**WRITTEN TASK**
Copy every line that mentions the word "ylabel".

Items listed in a dataset
----

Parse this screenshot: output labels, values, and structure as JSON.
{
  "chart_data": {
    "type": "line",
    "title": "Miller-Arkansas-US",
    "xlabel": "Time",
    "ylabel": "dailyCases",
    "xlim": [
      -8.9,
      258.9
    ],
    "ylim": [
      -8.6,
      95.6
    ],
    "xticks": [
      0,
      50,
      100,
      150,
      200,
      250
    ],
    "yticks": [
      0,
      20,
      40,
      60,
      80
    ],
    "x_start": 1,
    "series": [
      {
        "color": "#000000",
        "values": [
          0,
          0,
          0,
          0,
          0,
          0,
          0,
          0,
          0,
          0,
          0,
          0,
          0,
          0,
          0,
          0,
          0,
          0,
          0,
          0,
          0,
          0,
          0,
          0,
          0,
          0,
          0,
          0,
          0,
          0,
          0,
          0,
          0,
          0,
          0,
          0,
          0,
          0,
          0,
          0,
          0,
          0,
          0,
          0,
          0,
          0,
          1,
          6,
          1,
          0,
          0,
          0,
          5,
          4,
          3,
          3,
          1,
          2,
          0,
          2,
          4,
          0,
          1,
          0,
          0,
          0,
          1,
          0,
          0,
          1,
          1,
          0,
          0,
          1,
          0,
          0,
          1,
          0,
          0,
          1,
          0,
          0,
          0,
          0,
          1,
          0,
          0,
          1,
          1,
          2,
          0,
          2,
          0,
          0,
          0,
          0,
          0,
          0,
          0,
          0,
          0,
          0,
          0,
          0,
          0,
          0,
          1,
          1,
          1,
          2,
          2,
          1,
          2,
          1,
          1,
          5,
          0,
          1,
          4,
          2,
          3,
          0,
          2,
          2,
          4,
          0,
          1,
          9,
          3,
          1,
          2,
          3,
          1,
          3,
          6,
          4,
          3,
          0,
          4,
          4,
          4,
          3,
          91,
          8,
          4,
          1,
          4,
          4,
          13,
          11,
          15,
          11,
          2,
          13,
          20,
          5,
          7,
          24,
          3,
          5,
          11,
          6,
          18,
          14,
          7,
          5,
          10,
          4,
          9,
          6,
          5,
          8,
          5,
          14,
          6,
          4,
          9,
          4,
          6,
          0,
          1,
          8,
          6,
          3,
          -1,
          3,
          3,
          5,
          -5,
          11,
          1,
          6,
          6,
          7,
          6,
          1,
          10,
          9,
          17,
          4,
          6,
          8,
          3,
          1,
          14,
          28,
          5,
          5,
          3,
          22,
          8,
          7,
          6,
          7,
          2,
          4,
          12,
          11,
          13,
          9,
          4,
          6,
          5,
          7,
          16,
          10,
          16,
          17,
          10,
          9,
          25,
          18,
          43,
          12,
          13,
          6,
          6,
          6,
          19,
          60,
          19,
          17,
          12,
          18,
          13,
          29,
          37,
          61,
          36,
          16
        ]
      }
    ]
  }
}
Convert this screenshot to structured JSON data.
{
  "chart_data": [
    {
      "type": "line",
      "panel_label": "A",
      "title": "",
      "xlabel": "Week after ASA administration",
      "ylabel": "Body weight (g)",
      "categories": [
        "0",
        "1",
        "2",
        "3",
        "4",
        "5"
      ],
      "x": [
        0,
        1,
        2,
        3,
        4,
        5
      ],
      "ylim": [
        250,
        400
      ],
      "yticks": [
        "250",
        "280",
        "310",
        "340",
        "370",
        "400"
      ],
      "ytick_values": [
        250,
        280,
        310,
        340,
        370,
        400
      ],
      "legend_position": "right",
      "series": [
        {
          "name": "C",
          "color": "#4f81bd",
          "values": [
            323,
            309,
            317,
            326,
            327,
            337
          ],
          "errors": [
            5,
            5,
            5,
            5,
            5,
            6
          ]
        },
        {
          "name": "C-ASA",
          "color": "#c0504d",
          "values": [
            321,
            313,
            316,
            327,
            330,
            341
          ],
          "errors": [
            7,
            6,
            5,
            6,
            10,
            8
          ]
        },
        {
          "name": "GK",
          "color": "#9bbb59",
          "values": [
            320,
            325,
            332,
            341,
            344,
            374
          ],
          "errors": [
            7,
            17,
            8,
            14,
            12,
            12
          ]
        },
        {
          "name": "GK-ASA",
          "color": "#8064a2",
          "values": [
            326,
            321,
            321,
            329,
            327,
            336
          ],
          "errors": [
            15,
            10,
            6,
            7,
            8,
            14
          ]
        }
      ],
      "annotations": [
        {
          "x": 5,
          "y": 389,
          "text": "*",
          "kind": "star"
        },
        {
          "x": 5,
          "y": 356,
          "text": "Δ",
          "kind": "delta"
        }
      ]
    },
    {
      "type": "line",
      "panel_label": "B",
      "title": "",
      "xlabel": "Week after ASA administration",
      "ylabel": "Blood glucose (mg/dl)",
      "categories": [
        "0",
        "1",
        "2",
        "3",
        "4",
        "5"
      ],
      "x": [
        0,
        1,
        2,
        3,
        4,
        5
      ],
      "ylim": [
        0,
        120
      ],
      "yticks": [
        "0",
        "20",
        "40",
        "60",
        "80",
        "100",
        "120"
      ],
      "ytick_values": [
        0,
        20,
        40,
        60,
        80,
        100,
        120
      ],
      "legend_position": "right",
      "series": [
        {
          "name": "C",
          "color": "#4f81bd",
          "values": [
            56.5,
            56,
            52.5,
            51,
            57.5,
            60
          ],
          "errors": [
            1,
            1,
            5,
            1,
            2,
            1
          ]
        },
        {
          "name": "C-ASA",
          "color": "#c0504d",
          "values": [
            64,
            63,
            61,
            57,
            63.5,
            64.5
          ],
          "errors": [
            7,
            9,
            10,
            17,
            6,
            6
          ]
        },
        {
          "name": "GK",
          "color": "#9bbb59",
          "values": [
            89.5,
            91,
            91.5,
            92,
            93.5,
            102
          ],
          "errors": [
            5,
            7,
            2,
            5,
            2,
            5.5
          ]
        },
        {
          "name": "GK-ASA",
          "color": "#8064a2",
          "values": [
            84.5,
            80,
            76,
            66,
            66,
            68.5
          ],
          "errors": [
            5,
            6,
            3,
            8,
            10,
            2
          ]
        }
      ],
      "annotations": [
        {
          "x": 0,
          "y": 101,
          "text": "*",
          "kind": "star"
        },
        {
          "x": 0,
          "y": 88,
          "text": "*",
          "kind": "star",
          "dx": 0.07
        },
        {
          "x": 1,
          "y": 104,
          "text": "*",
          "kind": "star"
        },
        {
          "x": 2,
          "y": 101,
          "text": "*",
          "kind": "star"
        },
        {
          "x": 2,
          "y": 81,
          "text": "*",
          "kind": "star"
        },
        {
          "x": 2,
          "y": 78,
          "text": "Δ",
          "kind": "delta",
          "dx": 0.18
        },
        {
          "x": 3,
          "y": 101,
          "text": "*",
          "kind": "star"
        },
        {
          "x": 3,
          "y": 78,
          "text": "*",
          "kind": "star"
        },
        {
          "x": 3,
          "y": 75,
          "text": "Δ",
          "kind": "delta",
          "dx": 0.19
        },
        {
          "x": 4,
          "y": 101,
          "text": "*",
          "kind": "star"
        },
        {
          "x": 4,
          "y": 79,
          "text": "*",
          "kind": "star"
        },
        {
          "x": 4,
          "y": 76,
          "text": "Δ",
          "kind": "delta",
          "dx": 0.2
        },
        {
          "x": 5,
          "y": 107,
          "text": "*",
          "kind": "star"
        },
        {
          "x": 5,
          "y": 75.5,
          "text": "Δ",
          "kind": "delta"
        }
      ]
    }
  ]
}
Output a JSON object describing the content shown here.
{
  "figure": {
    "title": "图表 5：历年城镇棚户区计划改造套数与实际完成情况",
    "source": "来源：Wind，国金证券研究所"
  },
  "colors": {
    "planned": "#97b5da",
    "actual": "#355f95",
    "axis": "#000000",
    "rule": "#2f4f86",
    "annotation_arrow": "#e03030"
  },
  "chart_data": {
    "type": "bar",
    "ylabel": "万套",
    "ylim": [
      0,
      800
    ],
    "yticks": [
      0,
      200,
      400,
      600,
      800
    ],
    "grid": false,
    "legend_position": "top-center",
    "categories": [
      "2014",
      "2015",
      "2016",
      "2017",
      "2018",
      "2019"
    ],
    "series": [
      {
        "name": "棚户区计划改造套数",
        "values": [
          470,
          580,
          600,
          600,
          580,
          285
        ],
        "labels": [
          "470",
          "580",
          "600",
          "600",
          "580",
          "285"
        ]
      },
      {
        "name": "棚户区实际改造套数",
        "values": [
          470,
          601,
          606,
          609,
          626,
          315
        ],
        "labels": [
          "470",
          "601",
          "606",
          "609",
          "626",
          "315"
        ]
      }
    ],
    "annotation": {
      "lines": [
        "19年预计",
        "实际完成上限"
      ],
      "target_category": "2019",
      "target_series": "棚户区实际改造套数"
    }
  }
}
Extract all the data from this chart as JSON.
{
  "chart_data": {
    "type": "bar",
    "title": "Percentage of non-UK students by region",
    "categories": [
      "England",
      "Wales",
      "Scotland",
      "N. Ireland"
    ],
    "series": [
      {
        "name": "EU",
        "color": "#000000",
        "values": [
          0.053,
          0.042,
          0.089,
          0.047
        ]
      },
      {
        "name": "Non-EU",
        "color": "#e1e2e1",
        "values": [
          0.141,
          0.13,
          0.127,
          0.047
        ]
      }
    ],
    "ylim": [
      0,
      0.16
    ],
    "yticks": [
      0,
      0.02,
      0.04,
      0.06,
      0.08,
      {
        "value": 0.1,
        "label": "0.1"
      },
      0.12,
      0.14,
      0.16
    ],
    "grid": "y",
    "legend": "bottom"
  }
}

----

**SOLUTION BELOW**
    "ylabel": "dailyCases",
      "ylabel": "Body weight (g)",
      "ylabel": "Blood glucose (mg/dl)",
    "ylabel": "万套",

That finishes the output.